** START MATERIAL FOR THIS EXERCISE **

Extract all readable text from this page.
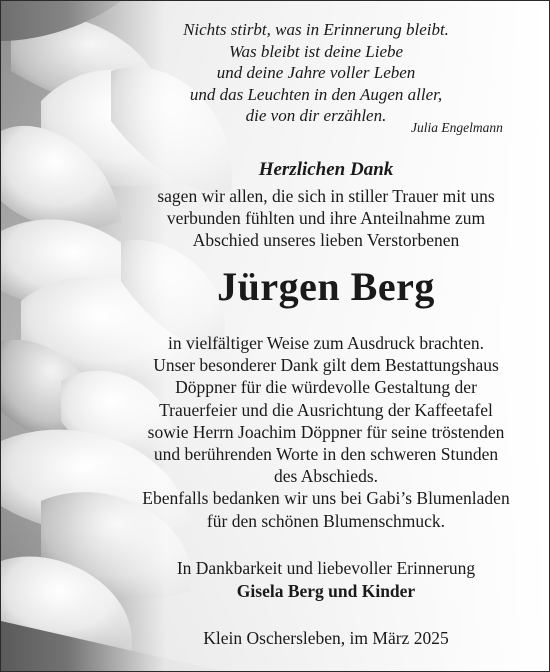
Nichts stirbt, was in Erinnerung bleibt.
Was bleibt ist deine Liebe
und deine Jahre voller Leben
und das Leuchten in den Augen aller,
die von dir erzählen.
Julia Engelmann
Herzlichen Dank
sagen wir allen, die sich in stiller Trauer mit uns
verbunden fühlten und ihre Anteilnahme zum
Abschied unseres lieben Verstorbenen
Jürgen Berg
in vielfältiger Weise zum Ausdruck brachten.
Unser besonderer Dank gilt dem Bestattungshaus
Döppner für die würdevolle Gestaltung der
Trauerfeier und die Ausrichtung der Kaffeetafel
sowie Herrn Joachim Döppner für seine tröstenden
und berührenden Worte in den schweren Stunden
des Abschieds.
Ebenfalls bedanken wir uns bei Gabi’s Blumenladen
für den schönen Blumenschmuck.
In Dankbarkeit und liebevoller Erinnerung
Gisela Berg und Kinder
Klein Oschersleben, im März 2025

** END MATERIAL FOR THIS EXERCISE **
** START MATERIAL FOR THIS EXERCISE **

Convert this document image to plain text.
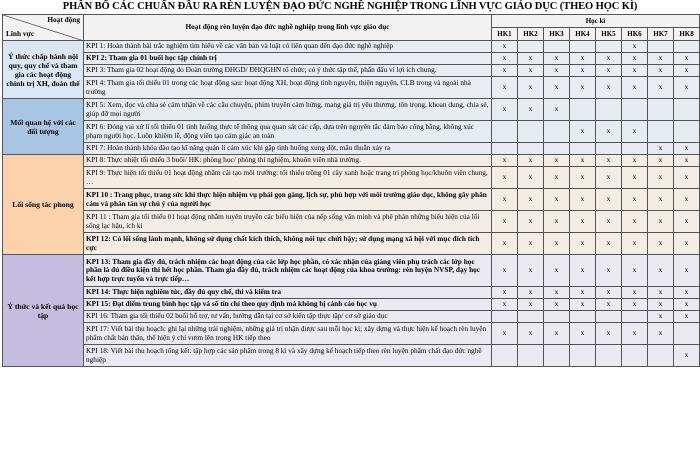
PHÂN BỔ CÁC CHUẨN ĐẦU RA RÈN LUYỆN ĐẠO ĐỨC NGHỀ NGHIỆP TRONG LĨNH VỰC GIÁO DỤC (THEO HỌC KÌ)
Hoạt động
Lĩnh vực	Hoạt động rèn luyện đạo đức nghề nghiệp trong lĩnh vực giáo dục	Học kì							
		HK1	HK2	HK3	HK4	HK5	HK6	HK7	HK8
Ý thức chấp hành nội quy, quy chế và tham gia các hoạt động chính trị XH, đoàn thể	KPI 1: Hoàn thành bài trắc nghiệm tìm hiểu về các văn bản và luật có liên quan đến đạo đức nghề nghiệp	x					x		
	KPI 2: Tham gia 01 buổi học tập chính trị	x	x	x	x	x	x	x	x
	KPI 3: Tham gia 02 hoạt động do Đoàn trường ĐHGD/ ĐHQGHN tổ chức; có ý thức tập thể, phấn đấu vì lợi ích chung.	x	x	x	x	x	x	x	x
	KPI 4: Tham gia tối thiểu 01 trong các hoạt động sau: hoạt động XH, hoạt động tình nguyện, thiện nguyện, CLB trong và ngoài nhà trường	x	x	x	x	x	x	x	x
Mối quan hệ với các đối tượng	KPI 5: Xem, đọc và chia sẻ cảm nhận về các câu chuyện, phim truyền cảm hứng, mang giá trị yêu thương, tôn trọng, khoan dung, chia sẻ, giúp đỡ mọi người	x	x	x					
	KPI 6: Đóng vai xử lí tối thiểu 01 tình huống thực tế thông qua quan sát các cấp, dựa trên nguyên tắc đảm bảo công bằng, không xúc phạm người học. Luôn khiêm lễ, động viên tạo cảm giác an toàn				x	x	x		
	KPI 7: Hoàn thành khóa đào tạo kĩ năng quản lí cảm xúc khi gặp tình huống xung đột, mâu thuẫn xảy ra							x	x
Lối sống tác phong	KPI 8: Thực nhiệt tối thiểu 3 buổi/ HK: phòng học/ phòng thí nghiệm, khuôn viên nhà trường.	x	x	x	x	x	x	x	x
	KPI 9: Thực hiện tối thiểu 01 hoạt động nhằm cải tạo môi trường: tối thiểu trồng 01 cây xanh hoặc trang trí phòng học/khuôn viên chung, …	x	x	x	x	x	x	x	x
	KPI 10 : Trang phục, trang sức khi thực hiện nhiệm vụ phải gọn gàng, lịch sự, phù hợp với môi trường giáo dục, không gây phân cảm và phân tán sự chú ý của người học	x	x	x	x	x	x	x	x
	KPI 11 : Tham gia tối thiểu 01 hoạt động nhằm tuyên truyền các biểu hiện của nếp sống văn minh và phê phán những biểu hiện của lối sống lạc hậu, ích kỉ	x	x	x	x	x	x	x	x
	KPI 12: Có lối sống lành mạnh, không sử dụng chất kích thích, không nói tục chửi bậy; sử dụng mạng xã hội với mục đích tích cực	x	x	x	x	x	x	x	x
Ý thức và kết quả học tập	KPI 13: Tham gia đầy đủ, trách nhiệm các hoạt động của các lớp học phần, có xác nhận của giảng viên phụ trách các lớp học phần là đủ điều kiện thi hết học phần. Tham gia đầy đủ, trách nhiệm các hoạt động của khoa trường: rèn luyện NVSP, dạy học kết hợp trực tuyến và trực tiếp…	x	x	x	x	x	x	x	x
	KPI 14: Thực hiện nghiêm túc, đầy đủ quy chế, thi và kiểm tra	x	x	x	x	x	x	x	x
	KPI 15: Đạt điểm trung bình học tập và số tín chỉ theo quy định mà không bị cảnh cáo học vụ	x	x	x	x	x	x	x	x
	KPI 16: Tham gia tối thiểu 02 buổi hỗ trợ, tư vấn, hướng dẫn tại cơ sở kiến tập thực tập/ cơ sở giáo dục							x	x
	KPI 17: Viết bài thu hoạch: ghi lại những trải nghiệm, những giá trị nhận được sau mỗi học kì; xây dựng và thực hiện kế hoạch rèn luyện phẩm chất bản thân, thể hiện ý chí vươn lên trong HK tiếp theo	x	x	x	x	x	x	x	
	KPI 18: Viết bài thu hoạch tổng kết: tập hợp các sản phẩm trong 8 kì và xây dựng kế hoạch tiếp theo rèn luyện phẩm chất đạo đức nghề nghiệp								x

** END MATERIAL FOR THIS EXERCISE **

TO BE DONE ▸ Find and copy each line above that includes the string "khuôn".

TASK SOLUTION ▸
Lối sống tác phong	KPI 8: Thực nhiệt tối thiểu 3 buổi/ HK: phòng học/ phòng thí nghiệm, khuôn viên nhà trường.	x	x	x	x	x	x	x	x
	KPI 9: Thực hiện tối thiểu 01 hoạt động nhằm cải tạo môi trường: tối thiểu trồng 01 cây xanh hoặc trang trí phòng học/khuôn viên chung, …	x	x	x	x	x	x	x	x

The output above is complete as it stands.